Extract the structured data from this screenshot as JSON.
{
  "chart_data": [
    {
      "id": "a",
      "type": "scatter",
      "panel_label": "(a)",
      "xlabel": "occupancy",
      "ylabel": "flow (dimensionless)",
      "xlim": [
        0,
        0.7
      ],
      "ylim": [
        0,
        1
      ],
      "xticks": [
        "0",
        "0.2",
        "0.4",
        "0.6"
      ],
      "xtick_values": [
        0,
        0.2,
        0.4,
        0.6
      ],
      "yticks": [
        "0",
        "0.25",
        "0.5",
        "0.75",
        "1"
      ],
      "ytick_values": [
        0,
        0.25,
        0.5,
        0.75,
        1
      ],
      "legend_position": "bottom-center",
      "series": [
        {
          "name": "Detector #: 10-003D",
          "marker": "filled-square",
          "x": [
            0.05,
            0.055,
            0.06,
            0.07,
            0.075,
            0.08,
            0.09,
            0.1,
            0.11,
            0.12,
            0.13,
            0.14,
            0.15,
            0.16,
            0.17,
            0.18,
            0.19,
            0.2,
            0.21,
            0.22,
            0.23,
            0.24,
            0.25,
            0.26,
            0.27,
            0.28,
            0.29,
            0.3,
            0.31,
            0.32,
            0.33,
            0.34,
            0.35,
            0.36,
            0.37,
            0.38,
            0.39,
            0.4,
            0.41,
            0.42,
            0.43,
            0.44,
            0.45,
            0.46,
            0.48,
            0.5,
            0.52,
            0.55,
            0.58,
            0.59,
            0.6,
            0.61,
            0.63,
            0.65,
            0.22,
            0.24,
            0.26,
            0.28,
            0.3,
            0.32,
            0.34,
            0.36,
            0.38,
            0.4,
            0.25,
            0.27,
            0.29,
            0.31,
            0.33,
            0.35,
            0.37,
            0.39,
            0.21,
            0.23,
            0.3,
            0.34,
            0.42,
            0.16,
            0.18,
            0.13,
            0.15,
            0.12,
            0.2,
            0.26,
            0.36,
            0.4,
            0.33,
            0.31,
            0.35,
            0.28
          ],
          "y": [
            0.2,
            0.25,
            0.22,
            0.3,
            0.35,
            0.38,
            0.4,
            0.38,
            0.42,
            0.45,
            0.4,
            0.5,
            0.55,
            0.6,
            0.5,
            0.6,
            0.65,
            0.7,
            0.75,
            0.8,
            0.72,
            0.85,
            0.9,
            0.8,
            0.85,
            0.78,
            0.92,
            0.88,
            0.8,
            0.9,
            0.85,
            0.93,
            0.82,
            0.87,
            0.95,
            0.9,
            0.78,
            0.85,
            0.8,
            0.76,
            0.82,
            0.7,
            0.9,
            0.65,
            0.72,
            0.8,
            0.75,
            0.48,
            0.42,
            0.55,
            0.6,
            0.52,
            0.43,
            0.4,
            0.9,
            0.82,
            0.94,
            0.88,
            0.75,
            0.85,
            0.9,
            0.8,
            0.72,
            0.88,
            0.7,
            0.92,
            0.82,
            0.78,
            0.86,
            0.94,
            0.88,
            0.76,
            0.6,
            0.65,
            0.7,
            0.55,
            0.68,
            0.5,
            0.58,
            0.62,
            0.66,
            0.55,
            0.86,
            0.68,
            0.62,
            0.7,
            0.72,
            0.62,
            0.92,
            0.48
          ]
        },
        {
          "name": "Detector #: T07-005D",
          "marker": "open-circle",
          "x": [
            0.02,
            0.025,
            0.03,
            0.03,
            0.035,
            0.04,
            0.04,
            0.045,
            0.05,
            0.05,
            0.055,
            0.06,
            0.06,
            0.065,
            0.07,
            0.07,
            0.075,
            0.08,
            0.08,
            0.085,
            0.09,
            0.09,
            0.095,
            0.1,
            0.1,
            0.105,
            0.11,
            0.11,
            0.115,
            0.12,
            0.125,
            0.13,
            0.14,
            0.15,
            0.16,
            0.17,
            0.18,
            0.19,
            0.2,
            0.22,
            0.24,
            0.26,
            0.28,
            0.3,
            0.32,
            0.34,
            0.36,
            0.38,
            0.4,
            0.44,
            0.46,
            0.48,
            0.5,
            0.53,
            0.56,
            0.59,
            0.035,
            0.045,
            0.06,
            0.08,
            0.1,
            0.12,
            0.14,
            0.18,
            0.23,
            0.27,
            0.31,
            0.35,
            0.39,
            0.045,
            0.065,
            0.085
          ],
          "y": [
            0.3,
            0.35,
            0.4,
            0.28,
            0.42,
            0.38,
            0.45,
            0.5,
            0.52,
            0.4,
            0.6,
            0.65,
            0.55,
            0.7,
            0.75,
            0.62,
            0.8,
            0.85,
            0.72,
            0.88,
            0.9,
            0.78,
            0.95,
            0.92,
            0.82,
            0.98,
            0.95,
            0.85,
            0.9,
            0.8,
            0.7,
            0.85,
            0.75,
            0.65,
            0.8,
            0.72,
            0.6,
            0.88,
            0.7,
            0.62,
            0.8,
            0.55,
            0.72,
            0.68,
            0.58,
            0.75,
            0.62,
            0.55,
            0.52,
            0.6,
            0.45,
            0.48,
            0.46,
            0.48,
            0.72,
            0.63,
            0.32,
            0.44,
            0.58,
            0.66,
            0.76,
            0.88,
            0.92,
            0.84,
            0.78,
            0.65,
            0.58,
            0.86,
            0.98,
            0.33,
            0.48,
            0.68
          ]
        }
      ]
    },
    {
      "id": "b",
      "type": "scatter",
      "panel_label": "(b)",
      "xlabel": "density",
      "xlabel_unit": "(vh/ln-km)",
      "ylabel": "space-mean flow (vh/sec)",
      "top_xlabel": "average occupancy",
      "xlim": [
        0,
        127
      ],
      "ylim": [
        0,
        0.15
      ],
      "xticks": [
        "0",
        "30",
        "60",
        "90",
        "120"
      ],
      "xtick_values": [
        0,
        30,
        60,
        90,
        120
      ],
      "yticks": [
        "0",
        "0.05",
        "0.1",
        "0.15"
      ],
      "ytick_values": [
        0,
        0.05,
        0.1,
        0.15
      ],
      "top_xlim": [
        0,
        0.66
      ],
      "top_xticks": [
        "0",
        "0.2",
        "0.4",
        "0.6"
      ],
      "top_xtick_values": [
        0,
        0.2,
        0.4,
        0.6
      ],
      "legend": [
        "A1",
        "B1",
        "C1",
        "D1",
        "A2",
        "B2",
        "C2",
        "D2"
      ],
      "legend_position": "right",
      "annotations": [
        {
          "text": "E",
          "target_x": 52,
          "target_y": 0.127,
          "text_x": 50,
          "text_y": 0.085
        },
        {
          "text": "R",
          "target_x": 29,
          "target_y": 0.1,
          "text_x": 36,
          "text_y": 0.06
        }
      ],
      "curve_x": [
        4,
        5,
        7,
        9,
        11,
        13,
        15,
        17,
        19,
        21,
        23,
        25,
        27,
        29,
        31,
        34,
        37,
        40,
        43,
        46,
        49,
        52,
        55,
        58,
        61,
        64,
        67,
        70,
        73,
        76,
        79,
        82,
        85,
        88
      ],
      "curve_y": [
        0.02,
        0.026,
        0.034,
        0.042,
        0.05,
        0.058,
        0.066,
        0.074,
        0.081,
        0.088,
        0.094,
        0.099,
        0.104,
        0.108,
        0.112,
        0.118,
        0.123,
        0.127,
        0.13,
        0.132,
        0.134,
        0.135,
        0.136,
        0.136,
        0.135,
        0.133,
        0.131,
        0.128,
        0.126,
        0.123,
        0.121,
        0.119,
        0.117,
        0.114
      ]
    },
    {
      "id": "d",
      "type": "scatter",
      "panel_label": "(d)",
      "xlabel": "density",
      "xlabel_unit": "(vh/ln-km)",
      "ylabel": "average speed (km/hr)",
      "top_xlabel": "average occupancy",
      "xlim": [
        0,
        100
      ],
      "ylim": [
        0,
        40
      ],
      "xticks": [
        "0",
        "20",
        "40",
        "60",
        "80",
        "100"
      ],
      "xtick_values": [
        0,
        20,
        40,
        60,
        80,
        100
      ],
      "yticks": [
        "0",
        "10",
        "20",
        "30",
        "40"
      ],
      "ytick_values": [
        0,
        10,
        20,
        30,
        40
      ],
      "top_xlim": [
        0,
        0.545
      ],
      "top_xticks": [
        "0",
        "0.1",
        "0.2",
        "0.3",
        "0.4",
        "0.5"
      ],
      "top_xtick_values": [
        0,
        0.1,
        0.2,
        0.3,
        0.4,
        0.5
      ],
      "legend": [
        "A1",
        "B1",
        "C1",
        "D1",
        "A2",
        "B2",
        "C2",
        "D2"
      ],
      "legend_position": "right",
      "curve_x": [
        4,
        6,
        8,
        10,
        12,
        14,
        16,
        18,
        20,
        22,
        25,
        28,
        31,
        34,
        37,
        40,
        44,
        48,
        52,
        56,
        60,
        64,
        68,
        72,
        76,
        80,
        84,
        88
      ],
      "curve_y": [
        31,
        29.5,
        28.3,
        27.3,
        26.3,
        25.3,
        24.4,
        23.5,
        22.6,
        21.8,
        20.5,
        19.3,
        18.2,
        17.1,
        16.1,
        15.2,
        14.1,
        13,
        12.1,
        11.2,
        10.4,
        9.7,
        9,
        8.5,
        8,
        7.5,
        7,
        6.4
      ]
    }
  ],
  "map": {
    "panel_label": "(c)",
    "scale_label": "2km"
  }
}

→ **Stated problem**
Using the listing above, gather each line that holds the string "name" and copy it.

→ **Solution for this problem**
          "name": "Detector #: 10-003D",
          "name": "Detector #: T07-005D",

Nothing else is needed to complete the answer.